-- Begin The input --

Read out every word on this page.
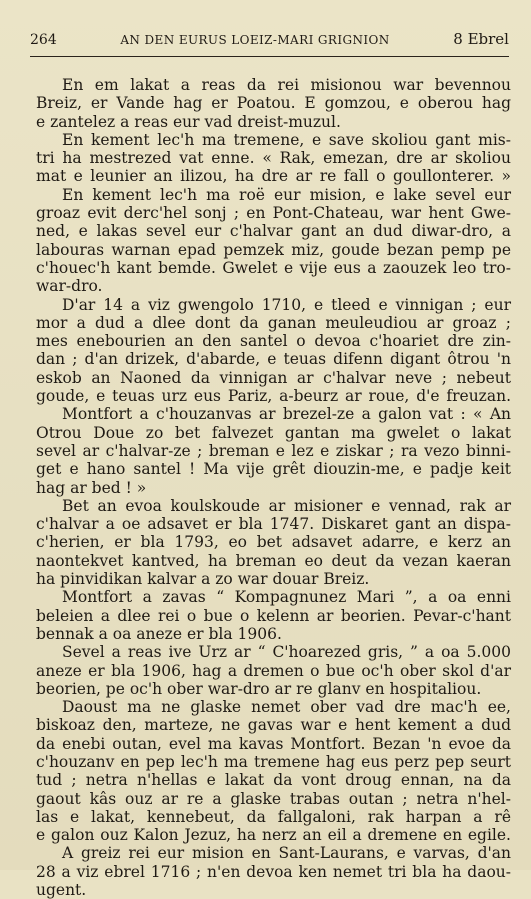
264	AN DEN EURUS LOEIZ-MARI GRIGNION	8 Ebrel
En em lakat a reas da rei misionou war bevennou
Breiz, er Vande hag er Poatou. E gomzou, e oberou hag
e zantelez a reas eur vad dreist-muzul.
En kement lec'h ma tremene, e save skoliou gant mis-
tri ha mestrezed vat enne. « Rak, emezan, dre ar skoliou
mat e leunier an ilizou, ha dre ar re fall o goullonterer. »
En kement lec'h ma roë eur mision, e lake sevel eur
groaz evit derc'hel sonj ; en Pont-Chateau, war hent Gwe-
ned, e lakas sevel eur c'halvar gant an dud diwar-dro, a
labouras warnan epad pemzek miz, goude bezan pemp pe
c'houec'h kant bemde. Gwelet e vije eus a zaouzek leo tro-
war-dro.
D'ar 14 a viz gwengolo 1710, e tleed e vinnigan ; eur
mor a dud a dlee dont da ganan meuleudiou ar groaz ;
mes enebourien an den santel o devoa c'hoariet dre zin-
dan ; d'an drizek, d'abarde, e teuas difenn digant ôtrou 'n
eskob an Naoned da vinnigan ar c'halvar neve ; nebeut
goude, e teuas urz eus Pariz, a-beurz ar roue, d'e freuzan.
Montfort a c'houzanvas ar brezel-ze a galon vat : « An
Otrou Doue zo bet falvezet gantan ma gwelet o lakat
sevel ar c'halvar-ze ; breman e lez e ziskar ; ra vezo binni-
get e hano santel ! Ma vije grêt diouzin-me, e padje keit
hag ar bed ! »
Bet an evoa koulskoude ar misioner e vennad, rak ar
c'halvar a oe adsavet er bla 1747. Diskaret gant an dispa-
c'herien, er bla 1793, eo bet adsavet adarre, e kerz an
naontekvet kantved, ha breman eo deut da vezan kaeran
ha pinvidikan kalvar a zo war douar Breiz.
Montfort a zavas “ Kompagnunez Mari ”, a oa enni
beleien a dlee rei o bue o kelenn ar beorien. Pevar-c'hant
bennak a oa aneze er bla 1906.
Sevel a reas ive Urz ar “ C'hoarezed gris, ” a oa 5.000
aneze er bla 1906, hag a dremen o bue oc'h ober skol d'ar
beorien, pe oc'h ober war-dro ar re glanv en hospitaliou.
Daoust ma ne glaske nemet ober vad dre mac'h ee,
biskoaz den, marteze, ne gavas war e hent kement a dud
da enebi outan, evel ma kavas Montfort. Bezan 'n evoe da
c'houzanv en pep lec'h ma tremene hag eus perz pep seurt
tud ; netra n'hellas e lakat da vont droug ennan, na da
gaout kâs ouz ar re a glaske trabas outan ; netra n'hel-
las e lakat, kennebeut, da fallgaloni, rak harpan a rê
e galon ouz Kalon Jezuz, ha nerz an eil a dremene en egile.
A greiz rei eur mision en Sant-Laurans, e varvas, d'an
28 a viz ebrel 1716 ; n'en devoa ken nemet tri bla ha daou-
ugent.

-- End The input --
-- Begin The input --

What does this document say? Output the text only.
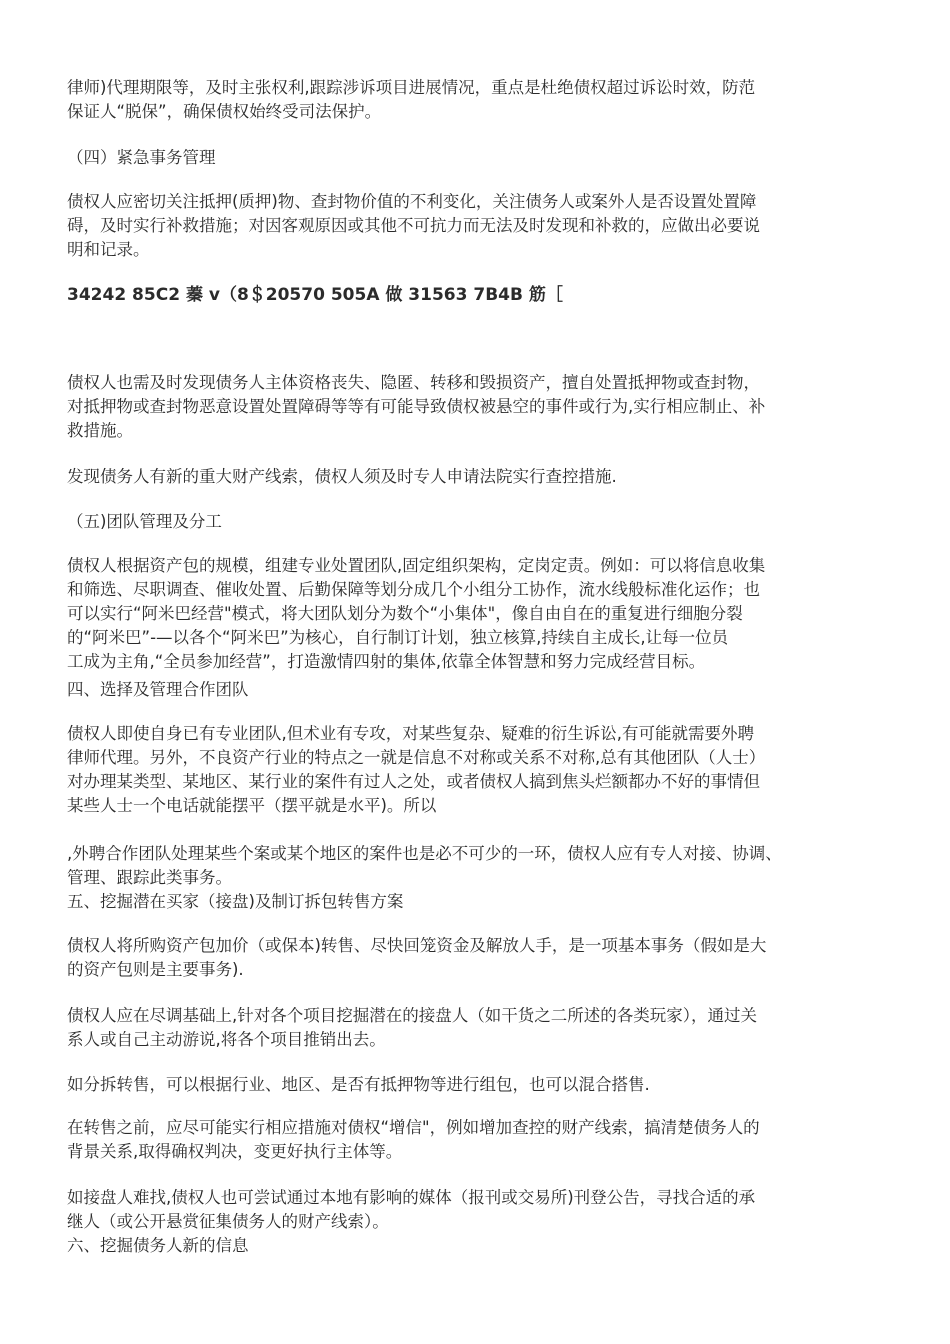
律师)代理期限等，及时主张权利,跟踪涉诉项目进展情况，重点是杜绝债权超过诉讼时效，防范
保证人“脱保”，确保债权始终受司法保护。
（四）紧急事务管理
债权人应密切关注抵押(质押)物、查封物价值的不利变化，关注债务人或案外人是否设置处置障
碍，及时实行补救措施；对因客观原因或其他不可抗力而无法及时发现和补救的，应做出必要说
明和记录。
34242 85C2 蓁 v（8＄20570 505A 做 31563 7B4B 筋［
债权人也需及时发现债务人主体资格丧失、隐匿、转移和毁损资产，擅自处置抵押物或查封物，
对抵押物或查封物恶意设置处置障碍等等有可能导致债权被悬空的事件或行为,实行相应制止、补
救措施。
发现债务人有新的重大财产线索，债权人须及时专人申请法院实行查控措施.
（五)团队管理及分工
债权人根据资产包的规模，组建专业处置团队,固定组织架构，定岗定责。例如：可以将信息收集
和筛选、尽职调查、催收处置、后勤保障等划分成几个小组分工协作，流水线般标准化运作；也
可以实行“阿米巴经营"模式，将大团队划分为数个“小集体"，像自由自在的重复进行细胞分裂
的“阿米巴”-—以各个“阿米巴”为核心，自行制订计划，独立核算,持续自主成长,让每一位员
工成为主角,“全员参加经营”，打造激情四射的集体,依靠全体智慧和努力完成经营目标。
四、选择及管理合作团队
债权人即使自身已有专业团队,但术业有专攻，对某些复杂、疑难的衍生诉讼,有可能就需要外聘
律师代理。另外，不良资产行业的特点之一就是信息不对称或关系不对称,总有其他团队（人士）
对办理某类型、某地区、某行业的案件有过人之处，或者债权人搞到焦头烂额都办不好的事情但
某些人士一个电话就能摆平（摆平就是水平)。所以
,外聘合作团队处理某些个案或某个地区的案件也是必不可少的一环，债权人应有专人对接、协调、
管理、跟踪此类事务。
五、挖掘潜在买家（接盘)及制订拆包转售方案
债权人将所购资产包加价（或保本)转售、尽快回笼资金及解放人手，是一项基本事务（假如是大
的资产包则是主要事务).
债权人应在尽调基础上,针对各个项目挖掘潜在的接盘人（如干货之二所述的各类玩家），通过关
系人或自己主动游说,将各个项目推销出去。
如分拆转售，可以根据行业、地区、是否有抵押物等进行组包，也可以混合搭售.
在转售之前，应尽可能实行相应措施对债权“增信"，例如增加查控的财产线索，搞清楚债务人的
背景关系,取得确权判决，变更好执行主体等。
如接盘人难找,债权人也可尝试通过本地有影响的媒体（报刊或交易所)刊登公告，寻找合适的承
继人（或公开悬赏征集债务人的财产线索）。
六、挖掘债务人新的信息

-- End The input --

* [Direction]: What is the number of lines that hold the string "tremene"? Reply with that number alone.

* [Complete answer]: 2